>> BEGIN
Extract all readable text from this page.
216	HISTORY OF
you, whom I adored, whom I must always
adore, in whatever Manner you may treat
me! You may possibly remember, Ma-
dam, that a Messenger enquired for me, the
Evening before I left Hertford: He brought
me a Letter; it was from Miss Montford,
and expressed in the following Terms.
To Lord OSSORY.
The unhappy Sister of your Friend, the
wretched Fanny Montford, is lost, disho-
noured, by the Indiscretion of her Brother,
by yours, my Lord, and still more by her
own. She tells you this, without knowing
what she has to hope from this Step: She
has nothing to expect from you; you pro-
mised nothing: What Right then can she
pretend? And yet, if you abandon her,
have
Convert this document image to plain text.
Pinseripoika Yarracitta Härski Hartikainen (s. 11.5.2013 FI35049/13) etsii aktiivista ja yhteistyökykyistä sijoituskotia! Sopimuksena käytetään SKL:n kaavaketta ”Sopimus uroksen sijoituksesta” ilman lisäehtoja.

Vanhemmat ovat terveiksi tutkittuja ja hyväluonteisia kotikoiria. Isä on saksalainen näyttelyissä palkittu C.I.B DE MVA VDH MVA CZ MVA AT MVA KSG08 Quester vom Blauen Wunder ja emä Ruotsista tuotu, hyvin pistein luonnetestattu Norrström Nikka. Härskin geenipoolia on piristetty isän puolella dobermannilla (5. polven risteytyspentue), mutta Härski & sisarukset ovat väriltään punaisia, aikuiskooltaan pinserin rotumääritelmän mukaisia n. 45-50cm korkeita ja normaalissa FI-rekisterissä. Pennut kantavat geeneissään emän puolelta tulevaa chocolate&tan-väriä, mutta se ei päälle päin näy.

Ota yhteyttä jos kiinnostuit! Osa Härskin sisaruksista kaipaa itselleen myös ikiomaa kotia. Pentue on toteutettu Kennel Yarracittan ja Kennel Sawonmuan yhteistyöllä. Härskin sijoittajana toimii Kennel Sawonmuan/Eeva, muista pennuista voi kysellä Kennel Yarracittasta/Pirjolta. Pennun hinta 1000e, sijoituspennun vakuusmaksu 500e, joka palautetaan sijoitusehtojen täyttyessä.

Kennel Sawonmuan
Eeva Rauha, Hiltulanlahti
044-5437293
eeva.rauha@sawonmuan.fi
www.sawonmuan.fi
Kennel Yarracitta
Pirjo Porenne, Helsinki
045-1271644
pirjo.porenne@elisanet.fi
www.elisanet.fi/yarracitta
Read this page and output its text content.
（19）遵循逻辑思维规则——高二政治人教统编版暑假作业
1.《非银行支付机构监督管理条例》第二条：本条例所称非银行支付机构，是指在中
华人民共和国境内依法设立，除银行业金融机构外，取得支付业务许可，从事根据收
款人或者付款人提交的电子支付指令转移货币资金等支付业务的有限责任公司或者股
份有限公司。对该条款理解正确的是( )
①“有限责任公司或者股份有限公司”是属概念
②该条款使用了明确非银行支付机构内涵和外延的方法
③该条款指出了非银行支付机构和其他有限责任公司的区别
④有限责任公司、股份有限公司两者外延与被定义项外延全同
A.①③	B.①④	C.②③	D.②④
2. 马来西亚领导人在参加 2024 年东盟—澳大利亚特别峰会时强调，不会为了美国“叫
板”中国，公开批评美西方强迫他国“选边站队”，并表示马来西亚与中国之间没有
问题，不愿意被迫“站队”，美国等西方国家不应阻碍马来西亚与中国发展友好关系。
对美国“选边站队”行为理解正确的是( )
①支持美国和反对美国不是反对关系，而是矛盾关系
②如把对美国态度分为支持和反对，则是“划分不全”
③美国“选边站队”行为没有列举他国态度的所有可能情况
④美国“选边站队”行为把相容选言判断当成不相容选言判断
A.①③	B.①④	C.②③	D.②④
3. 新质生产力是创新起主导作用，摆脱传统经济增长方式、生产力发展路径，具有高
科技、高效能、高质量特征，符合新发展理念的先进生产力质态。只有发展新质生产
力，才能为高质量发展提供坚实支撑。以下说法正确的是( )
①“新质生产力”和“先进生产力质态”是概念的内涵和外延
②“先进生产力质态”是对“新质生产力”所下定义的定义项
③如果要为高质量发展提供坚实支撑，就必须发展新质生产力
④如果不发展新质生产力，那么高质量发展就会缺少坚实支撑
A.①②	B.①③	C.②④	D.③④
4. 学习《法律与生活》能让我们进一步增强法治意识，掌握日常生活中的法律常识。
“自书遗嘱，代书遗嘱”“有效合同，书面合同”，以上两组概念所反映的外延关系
>> END
> [JOB]:
Search the material above for "Montford". Pull out each line where it shows up.

> [THE RESPONSE]:
me a Letter; it was from Miss Montford,
wretched Fanny Montford, is lost, disho-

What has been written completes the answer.